■ EXERCISE AIM: Find the string "Lane" in the records. Copy every line it appears in.

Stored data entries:
»»

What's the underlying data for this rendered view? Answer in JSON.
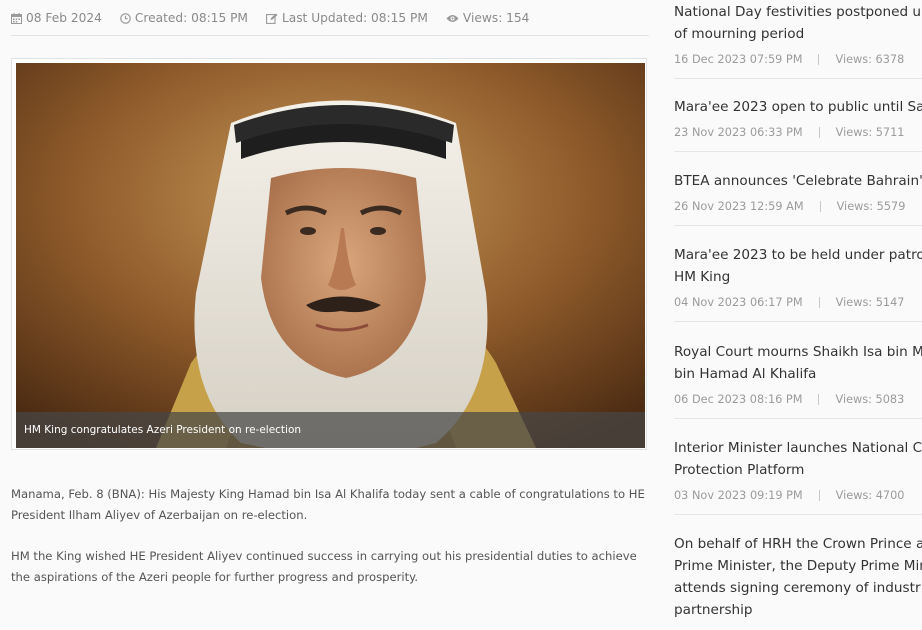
{
  "article": {
    "date": "08 Feb 2024",
    "created": "Created: 08:15 PM",
    "updated": "Last Updated: 08:15 PM",
    "views": "Views: 154",
    "image_caption": "HM King congratulates Azeri President on re-election",
    "paragraphs": [
      "Manama, Feb. 8 (BNA): His Majesty King Hamad bin Isa Al Khalifa today sent a cable of congratulations to HE President Ilham Aliyev of Azerbaijan on re-election.",
      "HM the King wished HE President Aliyev continued success in carrying out his presidential duties to achieve the aspirations of the Azeri people for further progress and prosperity."
    ]
  },
  "sidebar": {
    "items": [
      {
        "title_lines": [
          "National Day festivities postponed u",
          "of mourning period"
        ],
        "date": "16 Dec 2023 07:59 PM",
        "views": "Views: 6378"
      },
      {
        "title_lines": [
          "Mara'ee 2023 open to public until Sa"
        ],
        "date": "23 Nov 2023 06:33 PM",
        "views": "Views: 5711"
      },
      {
        "title_lines": [
          "BTEA announces 'Celebrate Bahrain'"
        ],
        "date": "26 Nov 2023 12:59 AM",
        "views": "Views: 5579"
      },
      {
        "title_lines": [
          "Mara'ee 2023 to be held under patro",
          "HM King"
        ],
        "date": "04 Nov 2023 06:17 PM",
        "views": "Views: 5147"
      },
      {
        "title_lines": [
          "Royal Court mourns Shaikh Isa bin M",
          "bin Hamad Al Khalifa"
        ],
        "date": "06 Dec 2023 08:16 PM",
        "views": "Views: 5083"
      },
      {
        "title_lines": [
          "Interior Minister launches National C",
          "Protection Platform"
        ],
        "date": "03 Nov 2023 09:19 PM",
        "views": "Views: 4700"
      },
      {
        "title_lines": [
          "On behalf of HRH the Crown Prince a",
          "Prime Minister, the Deputy Prime Min",
          "attends signing ceremony of industr",
          "partnership"
        ],
        "date": "",
        "views": ""
      }
    ]
  },
  "icons": {
    "date": "calendar-icon",
    "created": "clock-icon",
    "updated": "edit-icon",
    "views": "eye-icon"
  }
}
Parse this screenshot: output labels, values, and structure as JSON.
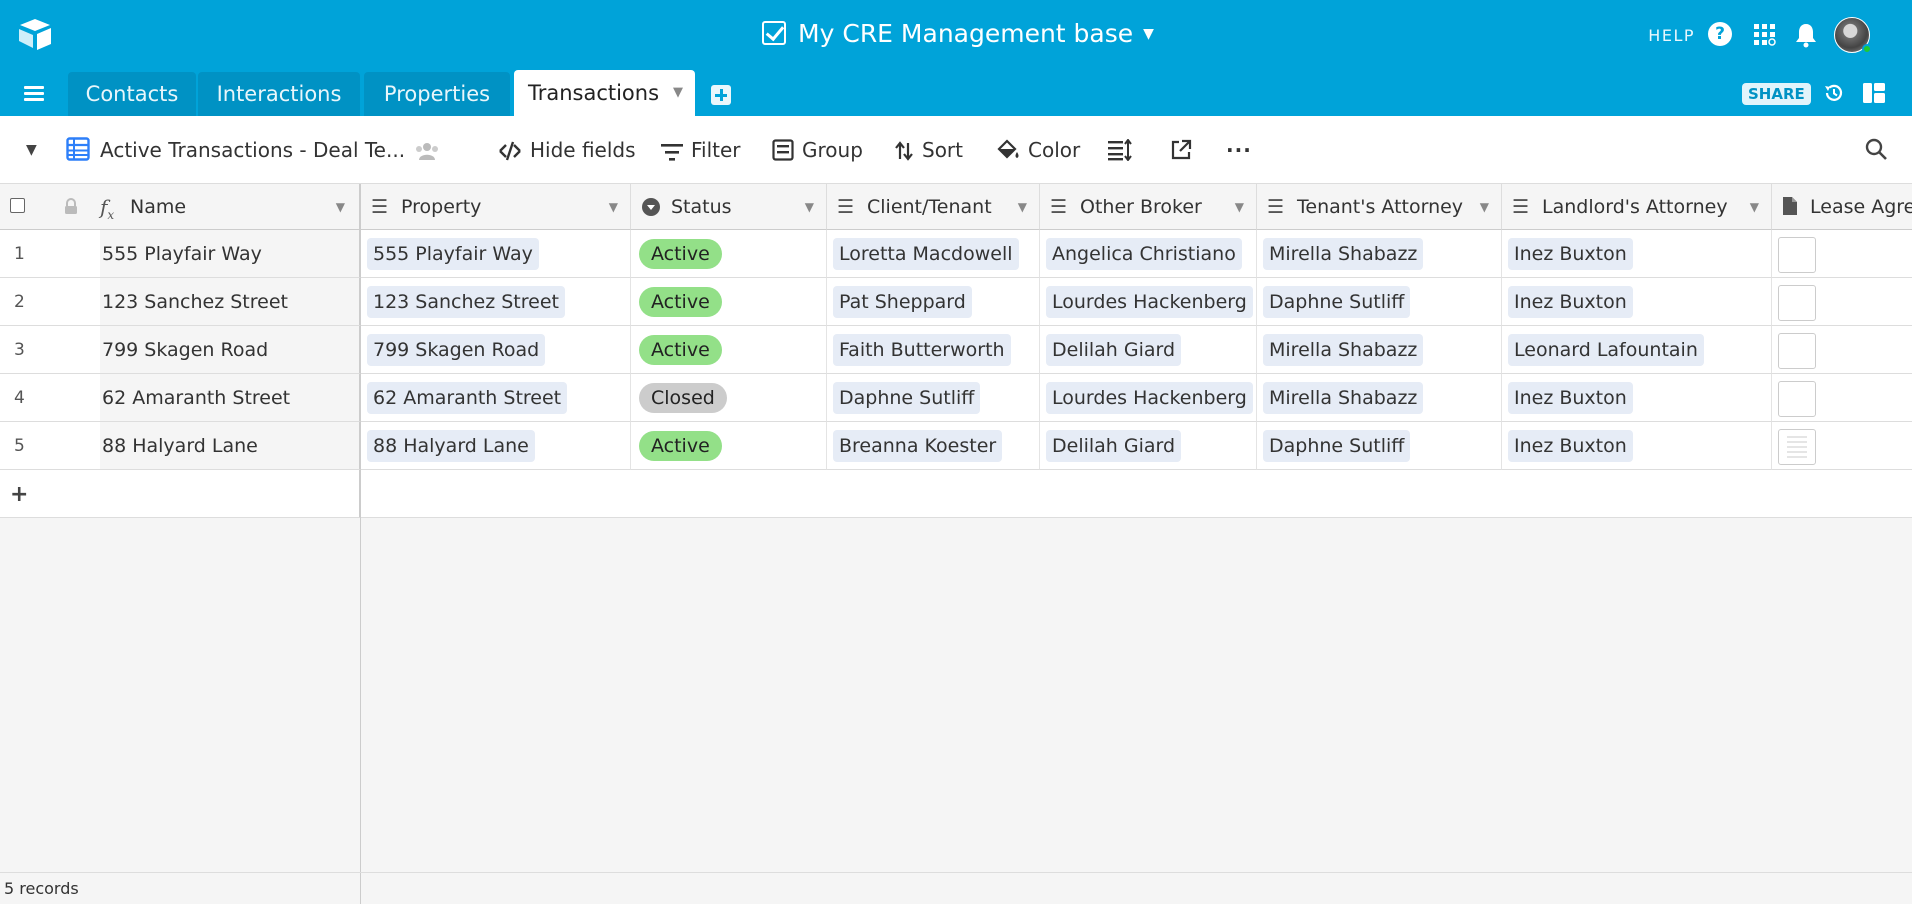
{
  "app": {
    "base_title": "My CRE Management base",
    "help_label": "HELP"
  },
  "tabs": [
    {
      "label": "Contacts"
    },
    {
      "label": "Interactions"
    },
    {
      "label": "Properties"
    },
    {
      "label": "Transactions"
    }
  ],
  "share_label": "SHARE",
  "toolbar": {
    "view_name": "Active Transactions - Deal Te...",
    "hide_fields": "Hide fields",
    "filter": "Filter",
    "group": "Group",
    "sort": "Sort",
    "color": "Color",
    "more": "···"
  },
  "columns": {
    "name": "Name",
    "property": "Property",
    "status": "Status",
    "client": "Client/Tenant",
    "other_broker": "Other Broker",
    "tenant_attorney": "Tenant's Attorney",
    "landlord_attorney": "Landlord's Attorney",
    "lease": "Lease Agree"
  },
  "rows": [
    {
      "num": "1",
      "name": "555 Playfair Way",
      "property": "555 Playfair Way",
      "status": "Active",
      "client": "Loretta Macdowell",
      "other_broker": "Angelica Christiano",
      "tenant_attorney": "Mirella Shabazz",
      "landlord_attorney": "Inez Buxton"
    },
    {
      "num": "2",
      "name": "123 Sanchez Street",
      "property": "123 Sanchez Street",
      "status": "Active",
      "client": "Pat Sheppard",
      "other_broker": "Lourdes Hackenberg",
      "tenant_attorney": "Daphne Sutliff",
      "landlord_attorney": "Inez Buxton"
    },
    {
      "num": "3",
      "name": "799 Skagen Road",
      "property": "799 Skagen Road",
      "status": "Active",
      "client": "Faith Butterworth",
      "other_broker": "Delilah Giard",
      "tenant_attorney": "Mirella Shabazz",
      "landlord_attorney": "Leonard Lafountain"
    },
    {
      "num": "4",
      "name": "62 Amaranth Street",
      "property": "62 Amaranth Street",
      "status": "Closed",
      "client": "Daphne Sutliff",
      "other_broker": "Lourdes Hackenberg",
      "tenant_attorney": "Mirella Shabazz",
      "landlord_attorney": "Inez Buxton"
    },
    {
      "num": "5",
      "name": "88 Halyard Lane",
      "property": "88 Halyard Lane",
      "status": "Active",
      "client": "Breanna Koester",
      "other_broker": "Delilah Giard",
      "tenant_attorney": "Daphne Sutliff",
      "landlord_attorney": "Inez Buxton"
    }
  ],
  "footer": {
    "record_count": "5 records"
  },
  "colors": {
    "brand": "#00a3d9",
    "status_active": "#93e088",
    "status_closed": "#cccccc"
  }
}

««

■ EXERCISE ANSWER:
      "name": "88 Halyard Lane",
      "property": "88 Halyard Lane",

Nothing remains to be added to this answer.